# START OF Supplied records

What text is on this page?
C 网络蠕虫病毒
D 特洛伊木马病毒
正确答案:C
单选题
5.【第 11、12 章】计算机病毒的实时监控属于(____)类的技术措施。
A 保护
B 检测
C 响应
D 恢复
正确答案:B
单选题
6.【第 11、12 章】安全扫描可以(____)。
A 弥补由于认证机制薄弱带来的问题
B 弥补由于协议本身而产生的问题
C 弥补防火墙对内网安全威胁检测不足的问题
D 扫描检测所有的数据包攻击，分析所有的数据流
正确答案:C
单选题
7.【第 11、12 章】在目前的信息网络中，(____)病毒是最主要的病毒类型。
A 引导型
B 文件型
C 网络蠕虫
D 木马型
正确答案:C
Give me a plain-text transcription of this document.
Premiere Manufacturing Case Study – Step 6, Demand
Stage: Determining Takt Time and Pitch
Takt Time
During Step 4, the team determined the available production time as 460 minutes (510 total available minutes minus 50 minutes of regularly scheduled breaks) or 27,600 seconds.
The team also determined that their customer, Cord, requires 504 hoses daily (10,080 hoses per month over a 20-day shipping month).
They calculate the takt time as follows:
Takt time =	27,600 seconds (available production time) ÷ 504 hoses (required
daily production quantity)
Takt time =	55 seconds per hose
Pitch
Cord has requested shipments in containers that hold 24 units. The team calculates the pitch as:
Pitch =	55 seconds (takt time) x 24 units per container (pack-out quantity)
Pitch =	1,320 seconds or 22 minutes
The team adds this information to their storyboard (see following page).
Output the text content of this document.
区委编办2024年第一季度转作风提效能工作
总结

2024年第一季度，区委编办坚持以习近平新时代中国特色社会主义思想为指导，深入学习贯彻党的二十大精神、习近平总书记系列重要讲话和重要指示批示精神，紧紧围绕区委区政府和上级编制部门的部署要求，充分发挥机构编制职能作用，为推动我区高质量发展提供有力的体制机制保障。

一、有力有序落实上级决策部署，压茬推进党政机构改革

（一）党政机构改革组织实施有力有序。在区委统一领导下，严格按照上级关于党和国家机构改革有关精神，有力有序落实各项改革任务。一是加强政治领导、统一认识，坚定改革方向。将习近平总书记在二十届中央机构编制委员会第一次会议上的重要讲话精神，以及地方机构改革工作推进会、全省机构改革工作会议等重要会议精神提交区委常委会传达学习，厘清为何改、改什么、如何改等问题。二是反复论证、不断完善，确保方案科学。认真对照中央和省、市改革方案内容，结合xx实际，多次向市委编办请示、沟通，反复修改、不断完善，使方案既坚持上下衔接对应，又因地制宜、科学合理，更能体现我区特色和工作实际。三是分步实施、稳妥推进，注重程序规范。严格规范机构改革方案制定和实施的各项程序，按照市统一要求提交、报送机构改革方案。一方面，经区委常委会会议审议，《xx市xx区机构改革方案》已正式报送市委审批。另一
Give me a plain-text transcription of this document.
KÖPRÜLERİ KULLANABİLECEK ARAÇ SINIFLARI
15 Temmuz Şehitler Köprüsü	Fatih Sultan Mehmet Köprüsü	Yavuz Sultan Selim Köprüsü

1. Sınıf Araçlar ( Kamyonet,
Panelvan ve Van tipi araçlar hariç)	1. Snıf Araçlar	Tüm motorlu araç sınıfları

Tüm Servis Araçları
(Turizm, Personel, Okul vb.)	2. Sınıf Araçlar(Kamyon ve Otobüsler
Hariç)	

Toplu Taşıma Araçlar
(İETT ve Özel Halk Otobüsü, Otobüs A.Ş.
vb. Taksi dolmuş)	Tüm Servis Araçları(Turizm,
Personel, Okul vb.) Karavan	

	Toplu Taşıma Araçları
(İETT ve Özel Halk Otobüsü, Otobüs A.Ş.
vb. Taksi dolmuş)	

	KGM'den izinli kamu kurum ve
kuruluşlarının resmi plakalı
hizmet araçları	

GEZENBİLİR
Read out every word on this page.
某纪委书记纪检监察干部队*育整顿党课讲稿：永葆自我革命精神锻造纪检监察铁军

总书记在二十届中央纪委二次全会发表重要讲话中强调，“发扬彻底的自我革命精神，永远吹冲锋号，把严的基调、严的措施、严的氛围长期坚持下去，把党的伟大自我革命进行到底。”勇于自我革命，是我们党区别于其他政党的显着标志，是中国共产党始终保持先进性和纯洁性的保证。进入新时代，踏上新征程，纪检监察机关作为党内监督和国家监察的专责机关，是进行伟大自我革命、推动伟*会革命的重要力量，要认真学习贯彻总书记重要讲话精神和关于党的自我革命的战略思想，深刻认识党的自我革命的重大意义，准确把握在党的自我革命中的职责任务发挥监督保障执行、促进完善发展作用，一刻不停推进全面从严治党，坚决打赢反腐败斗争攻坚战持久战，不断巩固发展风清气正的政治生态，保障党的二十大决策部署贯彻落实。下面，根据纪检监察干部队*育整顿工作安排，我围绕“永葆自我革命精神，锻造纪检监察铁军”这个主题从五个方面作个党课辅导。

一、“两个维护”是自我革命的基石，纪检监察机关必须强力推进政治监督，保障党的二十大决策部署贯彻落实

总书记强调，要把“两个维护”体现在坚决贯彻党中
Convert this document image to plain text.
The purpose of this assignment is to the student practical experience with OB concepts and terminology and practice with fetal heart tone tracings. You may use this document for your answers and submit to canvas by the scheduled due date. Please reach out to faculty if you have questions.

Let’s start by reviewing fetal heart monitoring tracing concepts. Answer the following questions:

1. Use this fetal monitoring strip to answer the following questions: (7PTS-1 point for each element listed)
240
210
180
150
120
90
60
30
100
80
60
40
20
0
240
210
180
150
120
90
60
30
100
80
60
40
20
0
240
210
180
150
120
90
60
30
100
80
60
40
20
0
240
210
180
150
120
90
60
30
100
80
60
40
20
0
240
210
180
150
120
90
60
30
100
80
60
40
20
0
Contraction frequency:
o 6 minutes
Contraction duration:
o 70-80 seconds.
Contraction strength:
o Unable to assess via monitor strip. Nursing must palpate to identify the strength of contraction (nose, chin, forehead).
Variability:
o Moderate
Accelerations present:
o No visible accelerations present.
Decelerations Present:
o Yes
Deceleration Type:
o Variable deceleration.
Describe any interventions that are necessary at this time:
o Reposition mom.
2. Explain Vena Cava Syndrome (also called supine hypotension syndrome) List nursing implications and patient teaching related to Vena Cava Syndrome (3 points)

# END OF Supplied records

Instructions for the task
Restate the listing in full, word for word.

Output of the task
What text is on this page?
C 网络蠕虫病毒
D 特洛伊木马病毒
正确答案:C
单选题
5.【第 11、12 章】计算机病毒的实时监控属于(____)类的技术措施。
A 保护
B 检测
C 响应
D 恢复
正确答案:B
单选题
6.【第 11、12 章】安全扫描可以(____)。
A 弥补由于认证机制薄弱带来的问题
B 弥补由于协议本身而产生的问题
C 弥补防火墙对内网安全威胁检测不足的问题
D 扫描检测所有的数据包攻击，分析所有的数据流
正确答案:C
单选题
7.【第 11、12 章】在目前的信息网络中，(____)病毒是最主要的病毒类型。
A 引导型
B 文件型
C 网络蠕虫
D 木马型
正确答案:C
Give me a plain-text transcription of this document.
Premiere Manufacturing Case Study – Step 6, Demand
Stage: Determining Takt Time and Pitch
Takt Time
During Step 4, the team determined the available production time as 460 minutes (510 total available minutes minus 50 minutes of regularly scheduled breaks) or 27,600 seconds.
The team also determined that their customer, Cord, requires 504 hoses daily (10,080 hoses per month over a 20-day shipping month).
They calculate the takt time as follows:
Takt time =	27,600 seconds (available production time) ÷ 504 hoses (required
daily production quantity)
Takt time =	55 seconds per hose
Pitch
Cord has requested shipments in containers that hold 24 units. The team calculates the pitch as:
Pitch =	55 seconds (takt time) x 24 units per container (pack-out quantity)
Pitch =	1,320 seconds or 22 minutes
The team adds this information to their storyboard (see following page).
Output the text content of this document.
区委编办2024年第一季度转作风提效能工作
总结

2024年第一季度，区委编办坚持以习近平新时代中国特色社会主义思想为指导，深入学习贯彻党的二十大精神、习近平总书记系列重要讲话和重要指示批示精神，紧紧围绕区委区政府和上级编制部门的部署要求，充分发挥机构编制职能作用，为推动我区高质量发展提供有力的体制机制保障。

一、有力有序落实上级决策部署，压茬推进党政机构改革

（一）党政机构改革组织实施有力有序。在区委统一领导下，严格按照上级关于党和国家机构改革有关精神，有力有序落实各项改革任务。一是加强政治领导、统一认识，坚定改革方向。将习近平总书记在二十届中央机构编制委员会第一次会议上的重要讲话精神，以及地方机构改革工作推进会、全省机构改革工作会议等重要会议精神提交区委常委会传达学习，厘清为何改、改什么、如何改等问题。二是反复论证、不断完善，确保方案科学。认真对照中央和省、市改革方案内容，结合xx实际，多次向市委编办请示、沟通，反复修改、不断完善，使方案既坚持上下衔接对应，又因地制宜、科学合理，更能体现我区特色和工作实际。三是分步实施、稳妥推进，注重程序规范。严格规范机构改革方案制定和实施的各项程序，按照市统一要求提交、报送机构改革方案。一方面，经区委常委会会议审议，《xx市xx区机构改革方案》已正式报送市委审批。另一
Give me a plain-text transcription of this document.
KÖPRÜLERİ KULLANABİLECEK ARAÇ SINIFLARI
15 Temmuz Şehitler Köprüsü	Fatih Sultan Mehmet Köprüsü	Yavuz Sultan Selim Köprüsü

1. Sınıf Araçlar ( Kamyonet,
Panelvan ve Van tipi araçlar hariç)	1. Snıf Araçlar	Tüm motorlu araç sınıfları

Tüm Servis Araçları
(Turizm, Personel, Okul vb.)	2. Sınıf Araçlar(Kamyon ve Otobüsler
Hariç)	

Toplu Taşıma Araçlar
(İETT ve Özel Halk Otobüsü, Otobüs A.Ş.
vb. Taksi dolmuş)	Tüm Servis Araçları(Turizm,
Personel, Okul vb.) Karavan	

	Toplu Taşıma Araçları
(İETT ve Özel Halk Otobüsü, Otobüs A.Ş.
vb. Taksi dolmuş)	

	KGM'den izinli kamu kurum ve
kuruluşlarının resmi plakalı
hizmet araçları	

GEZENBİLİR
Read out every word on this page.
某纪委书记纪检监察干部队*育整顿党课讲稿：永葆自我革命精神锻造纪检监察铁军

总书记在二十届中央纪委二次全会发表重要讲话中强调，“发扬彻底的自我革命精神，永远吹冲锋号，把严的基调、严的措施、严的氛围长期坚持下去，把党的伟大自我革命进行到底。”勇于自我革命，是我们党区别于其他政党的显着标志，是中国共产党始终保持先进性和纯洁性的保证。进入新时代，踏上新征程，纪检监察机关作为党内监督和国家监察的专责机关，是进行伟大自我革命、推动伟*会革命的重要力量，要认真学习贯彻总书记重要讲话精神和关于党的自我革命的战略思想，深刻认识党的自我革命的重大意义，准确把握在党的自我革命中的职责任务发挥监督保障执行、促进完善发展作用，一刻不停推进全面从严治党，坚决打赢反腐败斗争攻坚战持久战，不断巩固发展风清气正的政治生态，保障党的二十大决策部署贯彻落实。下面，根据纪检监察干部队*育整顿工作安排，我围绕“永葆自我革命精神，锻造纪检监察铁军”这个主题从五个方面作个党课辅导。

一、“两个维护”是自我革命的基石，纪检监察机关必须强力推进政治监督，保障党的二十大决策部署贯彻落实

总书记强调，要把“两个维护”体现在坚决贯彻党中
Convert this document image to plain text.
The purpose of this assignment is to the student practical experience with OB concepts and terminology and practice with fetal heart tone tracings. You may use this document for your answers and submit to canvas by the scheduled due date. Please reach out to faculty if you have questions.

Let’s start by reviewing fetal heart monitoring tracing concepts. Answer the following questions:

1. Use this fetal monitoring strip to answer the following questions: (7PTS-1 point for each element listed)
240
210
180
150
120
90
60
30
100
80
60
40
20
0
240
210
180
150
120
90
60
30
100
80
60
40
20
0
240
210
180
150
120
90
60
30
100
80
60
40
20
0
240
210
180
150
120
90
60
30
100
80
60
40
20
0
240
210
180
150
120
90
60
30
100
80
60
40
20
0
Contraction frequency:
o 6 minutes
Contraction duration:
o 70-80 seconds.
Contraction strength:
o Unable to assess via monitor strip. Nursing must palpate to identify the strength of contraction (nose, chin, forehead).
Variability:
o Moderate
Accelerations present:
o No visible accelerations present.
Decelerations Present:
o Yes
Deceleration Type:
o Variable deceleration.
Describe any interventions that are necessary at this time:
o Reposition mom.
2. Explain Vena Cava Syndrome (also called supine hypotension syndrome) List nursing implications and patient teaching related to Vena Cava Syndrome (3 points)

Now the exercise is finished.